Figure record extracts
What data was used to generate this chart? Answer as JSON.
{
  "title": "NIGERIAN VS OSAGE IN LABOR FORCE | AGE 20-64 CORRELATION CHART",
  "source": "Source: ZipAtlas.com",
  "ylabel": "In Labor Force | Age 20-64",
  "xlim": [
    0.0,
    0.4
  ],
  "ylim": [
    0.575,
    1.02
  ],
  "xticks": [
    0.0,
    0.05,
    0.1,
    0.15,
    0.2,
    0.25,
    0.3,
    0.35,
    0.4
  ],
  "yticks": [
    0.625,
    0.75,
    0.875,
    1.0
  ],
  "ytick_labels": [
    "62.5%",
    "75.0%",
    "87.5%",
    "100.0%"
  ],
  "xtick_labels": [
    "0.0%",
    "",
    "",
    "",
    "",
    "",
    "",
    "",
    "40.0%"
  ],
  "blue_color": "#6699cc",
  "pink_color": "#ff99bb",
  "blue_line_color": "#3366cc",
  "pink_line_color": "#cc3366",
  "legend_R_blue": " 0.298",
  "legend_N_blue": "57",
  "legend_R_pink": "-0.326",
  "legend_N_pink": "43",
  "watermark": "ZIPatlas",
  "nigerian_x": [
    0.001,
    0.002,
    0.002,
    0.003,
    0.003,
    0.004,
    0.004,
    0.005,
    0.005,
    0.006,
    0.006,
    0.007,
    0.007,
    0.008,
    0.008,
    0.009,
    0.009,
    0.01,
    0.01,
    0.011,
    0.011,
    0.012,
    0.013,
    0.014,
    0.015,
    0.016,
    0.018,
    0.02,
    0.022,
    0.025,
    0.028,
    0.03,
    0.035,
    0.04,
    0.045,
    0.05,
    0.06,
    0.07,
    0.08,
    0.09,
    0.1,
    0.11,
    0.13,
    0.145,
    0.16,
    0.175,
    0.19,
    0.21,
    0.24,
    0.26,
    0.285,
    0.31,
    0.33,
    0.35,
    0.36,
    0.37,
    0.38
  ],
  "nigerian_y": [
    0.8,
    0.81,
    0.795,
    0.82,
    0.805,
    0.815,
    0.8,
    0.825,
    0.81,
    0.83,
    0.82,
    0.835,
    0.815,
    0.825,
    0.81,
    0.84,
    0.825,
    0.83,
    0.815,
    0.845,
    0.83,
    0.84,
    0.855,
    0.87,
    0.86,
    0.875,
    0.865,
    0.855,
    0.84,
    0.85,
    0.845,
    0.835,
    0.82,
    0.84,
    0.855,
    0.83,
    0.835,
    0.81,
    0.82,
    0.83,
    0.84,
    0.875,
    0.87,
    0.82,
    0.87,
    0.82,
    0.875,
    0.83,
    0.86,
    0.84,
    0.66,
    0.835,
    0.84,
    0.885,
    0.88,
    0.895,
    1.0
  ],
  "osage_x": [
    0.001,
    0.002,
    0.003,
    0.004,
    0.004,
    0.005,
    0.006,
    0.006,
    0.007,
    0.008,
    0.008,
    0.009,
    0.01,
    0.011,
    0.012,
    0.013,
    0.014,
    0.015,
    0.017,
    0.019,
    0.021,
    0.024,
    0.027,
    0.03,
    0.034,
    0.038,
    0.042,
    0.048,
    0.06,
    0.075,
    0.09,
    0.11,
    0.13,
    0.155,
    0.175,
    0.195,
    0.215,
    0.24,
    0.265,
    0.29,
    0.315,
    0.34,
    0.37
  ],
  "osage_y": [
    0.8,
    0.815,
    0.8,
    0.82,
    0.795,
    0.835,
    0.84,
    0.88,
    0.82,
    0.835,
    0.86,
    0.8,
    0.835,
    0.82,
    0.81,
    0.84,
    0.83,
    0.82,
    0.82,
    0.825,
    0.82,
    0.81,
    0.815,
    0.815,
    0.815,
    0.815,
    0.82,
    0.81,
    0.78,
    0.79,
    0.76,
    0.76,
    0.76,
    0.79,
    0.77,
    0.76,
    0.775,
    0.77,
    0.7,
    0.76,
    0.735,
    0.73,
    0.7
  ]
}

**PROMPT:** From the listing above, extract every line exactly as it stands.

**TASK ANSWER:**
What data was used to generate this chart? Answer as JSON.
{
  "title": "NIGERIAN VS OSAGE IN LABOR FORCE | AGE 20-64 CORRELATION CHART",
  "source": "Source: ZipAtlas.com",
  "ylabel": "In Labor Force | Age 20-64",
  "xlim": [
    0.0,
    0.4
  ],
  "ylim": [
    0.575,
    1.02
  ],
  "xticks": [
    0.0,
    0.05,
    0.1,
    0.15,
    0.2,
    0.25,
    0.3,
    0.35,
    0.4
  ],
  "yticks": [
    0.625,
    0.75,
    0.875,
    1.0
  ],
  "ytick_labels": [
    "62.5%",
    "75.0%",
    "87.5%",
    "100.0%"
  ],
  "xtick_labels": [
    "0.0%",
    "",
    "",
    "",
    "",
    "",
    "",
    "",
    "40.0%"
  ],
  "blue_color": "#6699cc",
  "pink_color": "#ff99bb",
  "blue_line_color": "#3366cc",
  "pink_line_color": "#cc3366",
  "legend_R_blue": " 0.298",
  "legend_N_blue": "57",
  "legend_R_pink": "-0.326",
  "legend_N_pink": "43",
  "watermark": "ZIPatlas",
  "nigerian_x": [
    0.001,
    0.002,
    0.002,
    0.003,
    0.003,
    0.004,
    0.004,
    0.005,
    0.005,
    0.006,
    0.006,
    0.007,
    0.007,
    0.008,
    0.008,
    0.009,
    0.009,
    0.01,
    0.01,
    0.011,
    0.011,
    0.012,
    0.013,
    0.014,
    0.015,
    0.016,
    0.018,
    0.02,
    0.022,
    0.025,
    0.028,
    0.03,
    0.035,
    0.04,
    0.045,
    0.05,
    0.06,
    0.07,
    0.08,
    0.09,
    0.1,
    0.11,
    0.13,
    0.145,
    0.16,
    0.175,
    0.19,
    0.21,
    0.24,
    0.26,
    0.285,
    0.31,
    0.33,
    0.35,
    0.36,
    0.37,
    0.38
  ],
  "nigerian_y": [
    0.8,
    0.81,
    0.795,
    0.82,
    0.805,
    0.815,
    0.8,
    0.825,
    0.81,
    0.83,
    0.82,
    0.835,
    0.815,
    0.825,
    0.81,
    0.84,
    0.825,
    0.83,
    0.815,
    0.845,
    0.83,
    0.84,
    0.855,
    0.87,
    0.86,
    0.875,
    0.865,
    0.855,
    0.84,
    0.85,
    0.845,
    0.835,
    0.82,
    0.84,
    0.855,
    0.83,
    0.835,
    0.81,
    0.82,
    0.83,
    0.84,
    0.875,
    0.87,
    0.82,
    0.87,
    0.82,
    0.875,
    0.83,
    0.86,
    0.84,
    0.66,
    0.835,
    0.84,
    0.885,
    0.88,
    0.895,
    1.0
  ],
  "osage_x": [
    0.001,
    0.002,
    0.003,
    0.004,
    0.004,
    0.005,
    0.006,
    0.006,
    0.007,
    0.008,
    0.008,
    0.009,
    0.01,
    0.011,
    0.012,
    0.013,
    0.014,
    0.015,
    0.017,
    0.019,
    0.021,
    0.024,
    0.027,
    0.03,
    0.034,
    0.038,
    0.042,
    0.048,
    0.06,
    0.075,
    0.09,
    0.11,
    0.13,
    0.155,
    0.175,
    0.195,
    0.215,
    0.24,
    0.265,
    0.29,
    0.315,
    0.34,
    0.37
  ],
  "osage_y": [
    0.8,
    0.815,
    0.8,
    0.82,
    0.795,
    0.835,
    0.84,
    0.88,
    0.82,
    0.835,
    0.86,
    0.8,
    0.835,
    0.82,
    0.81,
    0.84,
    0.83,
    0.82,
    0.82,
    0.825,
    0.82,
    0.81,
    0.815,
    0.815,
    0.815,
    0.815,
    0.82,
    0.81,
    0.78,
    0.79,
    0.76,
    0.76,
    0.76,
    0.79,
    0.77,
    0.76,
    0.775,
    0.77,
    0.7,
    0.76,
    0.735,
    0.73,
    0.7
  ]
}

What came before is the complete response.